[Stored items from a collection]
****

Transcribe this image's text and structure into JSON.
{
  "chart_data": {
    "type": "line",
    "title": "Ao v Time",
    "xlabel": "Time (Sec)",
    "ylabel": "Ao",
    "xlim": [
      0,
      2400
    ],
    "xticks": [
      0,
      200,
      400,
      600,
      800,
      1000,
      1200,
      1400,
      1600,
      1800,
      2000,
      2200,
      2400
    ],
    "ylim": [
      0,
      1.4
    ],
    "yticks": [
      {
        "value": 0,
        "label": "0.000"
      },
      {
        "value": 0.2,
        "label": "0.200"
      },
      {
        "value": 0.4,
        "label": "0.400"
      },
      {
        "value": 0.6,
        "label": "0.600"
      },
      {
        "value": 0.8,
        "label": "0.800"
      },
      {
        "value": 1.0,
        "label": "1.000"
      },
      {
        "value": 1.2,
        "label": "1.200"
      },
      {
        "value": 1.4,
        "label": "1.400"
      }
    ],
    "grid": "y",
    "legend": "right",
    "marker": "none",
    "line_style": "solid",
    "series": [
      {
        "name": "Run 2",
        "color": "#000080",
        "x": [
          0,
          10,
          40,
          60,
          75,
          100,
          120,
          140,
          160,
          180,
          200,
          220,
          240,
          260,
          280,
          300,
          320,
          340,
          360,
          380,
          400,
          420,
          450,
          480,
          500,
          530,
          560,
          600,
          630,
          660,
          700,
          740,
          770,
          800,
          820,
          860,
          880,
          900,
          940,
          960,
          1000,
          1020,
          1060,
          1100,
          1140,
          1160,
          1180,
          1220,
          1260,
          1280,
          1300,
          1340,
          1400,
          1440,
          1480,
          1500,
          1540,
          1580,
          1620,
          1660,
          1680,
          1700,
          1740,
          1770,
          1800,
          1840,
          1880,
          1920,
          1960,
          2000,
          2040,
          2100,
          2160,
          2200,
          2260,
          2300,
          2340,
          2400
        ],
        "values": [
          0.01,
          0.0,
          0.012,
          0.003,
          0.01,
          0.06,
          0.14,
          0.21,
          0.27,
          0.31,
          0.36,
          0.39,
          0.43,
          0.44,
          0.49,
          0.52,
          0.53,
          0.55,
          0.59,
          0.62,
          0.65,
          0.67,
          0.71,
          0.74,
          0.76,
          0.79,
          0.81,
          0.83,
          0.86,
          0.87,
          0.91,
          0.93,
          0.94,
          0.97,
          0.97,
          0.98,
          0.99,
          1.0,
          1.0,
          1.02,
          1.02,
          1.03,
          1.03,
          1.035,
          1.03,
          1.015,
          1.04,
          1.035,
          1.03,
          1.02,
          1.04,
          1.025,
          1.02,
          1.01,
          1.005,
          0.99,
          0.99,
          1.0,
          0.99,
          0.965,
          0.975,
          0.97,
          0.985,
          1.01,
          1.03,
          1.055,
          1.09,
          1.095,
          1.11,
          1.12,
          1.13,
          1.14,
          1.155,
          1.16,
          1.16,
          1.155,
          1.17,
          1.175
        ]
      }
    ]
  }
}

****

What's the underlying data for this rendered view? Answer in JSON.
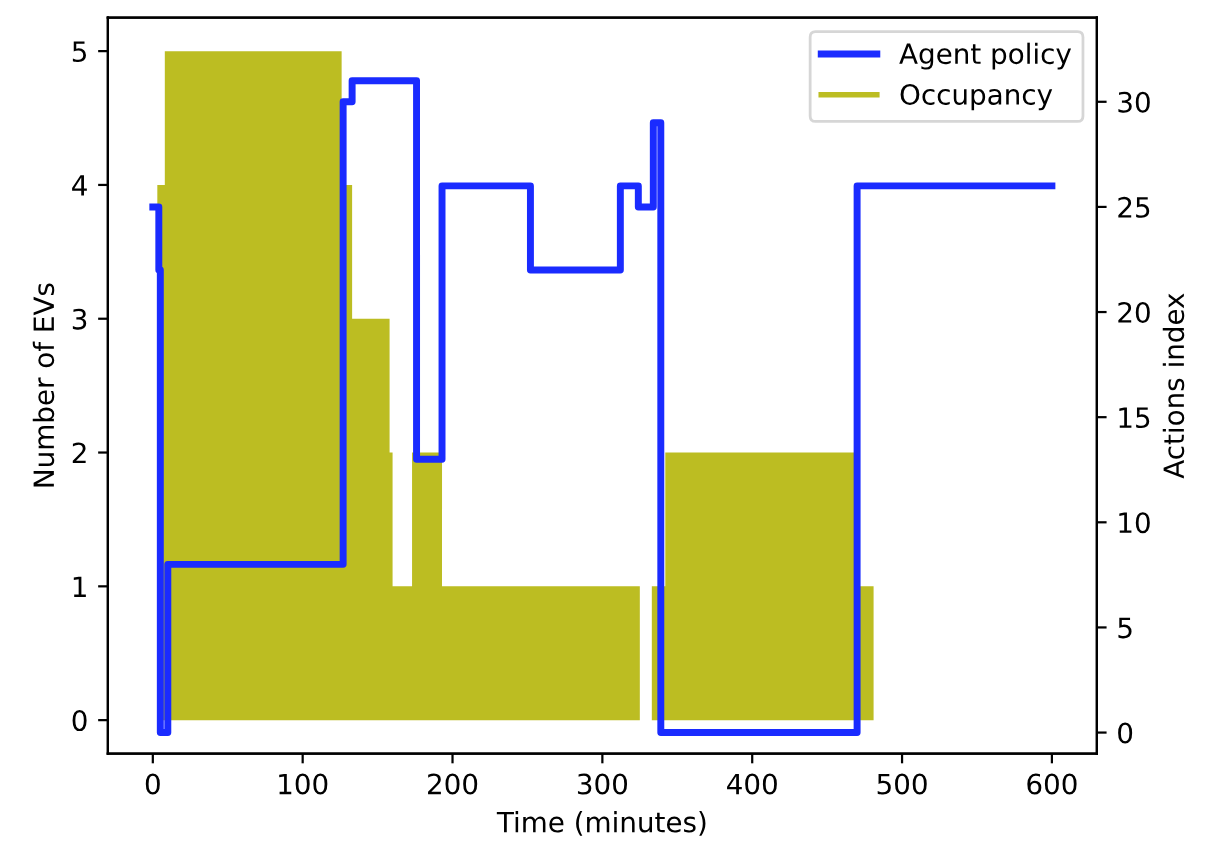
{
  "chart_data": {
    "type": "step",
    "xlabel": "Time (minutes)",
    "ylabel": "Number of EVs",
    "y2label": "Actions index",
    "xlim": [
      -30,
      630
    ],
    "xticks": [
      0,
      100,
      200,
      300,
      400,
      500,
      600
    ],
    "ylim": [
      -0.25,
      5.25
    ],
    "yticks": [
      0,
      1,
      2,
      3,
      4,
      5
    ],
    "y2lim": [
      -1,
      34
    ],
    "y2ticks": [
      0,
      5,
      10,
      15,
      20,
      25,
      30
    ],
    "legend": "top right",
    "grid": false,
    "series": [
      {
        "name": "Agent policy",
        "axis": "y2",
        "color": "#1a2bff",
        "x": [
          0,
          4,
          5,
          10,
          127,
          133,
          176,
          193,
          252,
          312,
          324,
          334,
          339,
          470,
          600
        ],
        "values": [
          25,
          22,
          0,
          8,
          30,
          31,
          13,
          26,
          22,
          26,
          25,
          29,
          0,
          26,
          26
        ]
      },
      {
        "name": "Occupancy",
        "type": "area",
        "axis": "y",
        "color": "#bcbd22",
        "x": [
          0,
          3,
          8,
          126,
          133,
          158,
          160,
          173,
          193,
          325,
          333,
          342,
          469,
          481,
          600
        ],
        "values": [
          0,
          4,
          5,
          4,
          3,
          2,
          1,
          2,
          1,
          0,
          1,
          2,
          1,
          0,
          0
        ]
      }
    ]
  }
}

****

Task to complete:
Which lines include the word "color"? List them all.

Correct response:
        "color": "#000080",
        "color": "#1a2bff",
        "color": "#bcbd22",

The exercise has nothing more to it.